Rows from a figure dataset
· · · · ·

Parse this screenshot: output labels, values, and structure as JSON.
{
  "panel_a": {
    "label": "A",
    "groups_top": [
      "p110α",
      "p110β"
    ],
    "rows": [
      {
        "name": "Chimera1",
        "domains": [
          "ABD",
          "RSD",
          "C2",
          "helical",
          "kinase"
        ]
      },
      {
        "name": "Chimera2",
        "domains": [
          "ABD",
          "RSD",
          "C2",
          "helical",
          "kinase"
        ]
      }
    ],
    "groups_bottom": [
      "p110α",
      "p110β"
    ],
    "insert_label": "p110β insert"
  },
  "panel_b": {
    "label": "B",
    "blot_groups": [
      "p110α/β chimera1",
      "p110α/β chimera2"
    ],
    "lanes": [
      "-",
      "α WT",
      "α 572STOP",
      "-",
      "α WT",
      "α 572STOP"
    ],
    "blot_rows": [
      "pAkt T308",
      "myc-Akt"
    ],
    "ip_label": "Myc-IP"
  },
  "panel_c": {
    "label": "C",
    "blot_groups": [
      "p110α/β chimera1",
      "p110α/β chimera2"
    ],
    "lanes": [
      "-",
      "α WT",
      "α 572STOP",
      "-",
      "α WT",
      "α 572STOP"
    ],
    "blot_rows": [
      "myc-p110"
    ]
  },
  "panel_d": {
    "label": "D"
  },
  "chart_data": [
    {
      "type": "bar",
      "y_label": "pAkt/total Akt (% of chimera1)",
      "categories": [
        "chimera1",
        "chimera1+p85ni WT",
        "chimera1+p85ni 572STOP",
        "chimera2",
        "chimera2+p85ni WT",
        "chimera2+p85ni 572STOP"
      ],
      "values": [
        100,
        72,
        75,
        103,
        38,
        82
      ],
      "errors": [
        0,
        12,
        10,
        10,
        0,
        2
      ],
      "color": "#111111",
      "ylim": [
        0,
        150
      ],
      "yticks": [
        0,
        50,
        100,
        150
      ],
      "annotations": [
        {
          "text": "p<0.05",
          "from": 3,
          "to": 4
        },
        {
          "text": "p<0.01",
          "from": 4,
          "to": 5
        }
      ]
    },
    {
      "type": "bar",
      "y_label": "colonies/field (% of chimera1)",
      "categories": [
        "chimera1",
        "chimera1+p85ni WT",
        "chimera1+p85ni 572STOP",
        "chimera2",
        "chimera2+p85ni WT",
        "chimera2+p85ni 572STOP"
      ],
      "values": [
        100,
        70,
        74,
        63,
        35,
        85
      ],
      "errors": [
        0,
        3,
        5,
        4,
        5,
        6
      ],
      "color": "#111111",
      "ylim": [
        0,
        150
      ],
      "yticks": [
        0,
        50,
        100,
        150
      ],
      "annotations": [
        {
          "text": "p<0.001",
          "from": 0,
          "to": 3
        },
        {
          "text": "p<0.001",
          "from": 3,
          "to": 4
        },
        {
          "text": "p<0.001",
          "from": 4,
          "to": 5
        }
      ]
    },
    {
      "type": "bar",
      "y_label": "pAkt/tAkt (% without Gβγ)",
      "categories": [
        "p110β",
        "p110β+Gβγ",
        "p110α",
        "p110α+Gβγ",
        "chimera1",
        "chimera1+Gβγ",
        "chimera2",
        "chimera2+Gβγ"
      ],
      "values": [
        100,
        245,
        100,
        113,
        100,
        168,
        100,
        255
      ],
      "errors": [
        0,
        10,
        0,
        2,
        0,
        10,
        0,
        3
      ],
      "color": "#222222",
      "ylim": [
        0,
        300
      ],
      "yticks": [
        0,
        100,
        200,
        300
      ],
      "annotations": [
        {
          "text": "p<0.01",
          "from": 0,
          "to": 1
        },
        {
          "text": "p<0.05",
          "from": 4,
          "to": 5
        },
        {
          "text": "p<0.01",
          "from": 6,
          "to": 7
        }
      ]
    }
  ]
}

· · · · ·

Task to complete
Your task is to quote all of the data word for word.

Task output
Parse this screenshot: output labels, values, and structure as JSON.
{
  "panel_a": {
    "label": "A",
    "groups_top": [
      "p110α",
      "p110β"
    ],
    "rows": [
      {
        "name": "Chimera1",
        "domains": [
          "ABD",
          "RSD",
          "C2",
          "helical",
          "kinase"
        ]
      },
      {
        "name": "Chimera2",
        "domains": [
          "ABD",
          "RSD",
          "C2",
          "helical",
          "kinase"
        ]
      }
    ],
    "groups_bottom": [
      "p110α",
      "p110β"
    ],
    "insert_label": "p110β insert"
  },
  "panel_b": {
    "label": "B",
    "blot_groups": [
      "p110α/β chimera1",
      "p110α/β chimera2"
    ],
    "lanes": [
      "-",
      "α WT",
      "α 572STOP",
      "-",
      "α WT",
      "α 572STOP"
    ],
    "blot_rows": [
      "pAkt T308",
      "myc-Akt"
    ],
    "ip_label": "Myc-IP"
  },
  "panel_c": {
    "label": "C",
    "blot_groups": [
      "p110α/β chimera1",
      "p110α/β chimera2"
    ],
    "lanes": [
      "-",
      "α WT",
      "α 572STOP",
      "-",
      "α WT",
      "α 572STOP"
    ],
    "blot_rows": [
      "myc-p110"
    ]
  },
  "panel_d": {
    "label": "D"
  },
  "chart_data": [
    {
      "type": "bar",
      "y_label": "pAkt/total Akt (% of chimera1)",
      "categories": [
        "chimera1",
        "chimera1+p85ni WT",
        "chimera1+p85ni 572STOP",
        "chimera2",
        "chimera2+p85ni WT",
        "chimera2+p85ni 572STOP"
      ],
      "values": [
        100,
        72,
        75,
        103,
        38,
        82
      ],
      "errors": [
        0,
        12,
        10,
        10,
        0,
        2
      ],
      "color": "#111111",
      "ylim": [
        0,
        150
      ],
      "yticks": [
        0,
        50,
        100,
        150
      ],
      "annotations": [
        {
          "text": "p<0.05",
          "from": 3,
          "to": 4
        },
        {
          "text": "p<0.01",
          "from": 4,
          "to": 5
        }
      ]
    },
    {
      "type": "bar",
      "y_label": "colonies/field (% of chimera1)",
      "categories": [
        "chimera1",
        "chimera1+p85ni WT",
        "chimera1+p85ni 572STOP",
        "chimera2",
        "chimera2+p85ni WT",
        "chimera2+p85ni 572STOP"
      ],
      "values": [
        100,
        70,
        74,
        63,
        35,
        85
      ],
      "errors": [
        0,
        3,
        5,
        4,
        5,
        6
      ],
      "color": "#111111",
      "ylim": [
        0,
        150
      ],
      "yticks": [
        0,
        50,
        100,
        150
      ],
      "annotations": [
        {
          "text": "p<0.001",
          "from": 0,
          "to": 3
        },
        {
          "text": "p<0.001",
          "from": 3,
          "to": 4
        },
        {
          "text": "p<0.001",
          "from": 4,
          "to": 5
        }
      ]
    },
    {
      "type": "bar",
      "y_label": "pAkt/tAkt (% without Gβγ)",
      "categories": [
        "p110β",
        "p110β+Gβγ",
        "p110α",
        "p110α+Gβγ",
        "chimera1",
        "chimera1+Gβγ",
        "chimera2",
        "chimera2+Gβγ"
      ],
      "values": [
        100,
        245,
        100,
        113,
        100,
        168,
        100,
        255
      ],
      "errors": [
        0,
        10,
        0,
        2,
        0,
        10,
        0,
        3
      ],
      "color": "#222222",
      "ylim": [
        0,
        300
      ],
      "yticks": [
        0,
        100,
        200,
        300
      ],
      "annotations": [
        {
          "text": "p<0.01",
          "from": 0,
          "to": 1
        },
        {
          "text": "p<0.05",
          "from": 4,
          "to": 5
        },
        {
          "text": "p<0.01",
          "from": 6,
          "to": 7
        }
      ]
    }
  ]
}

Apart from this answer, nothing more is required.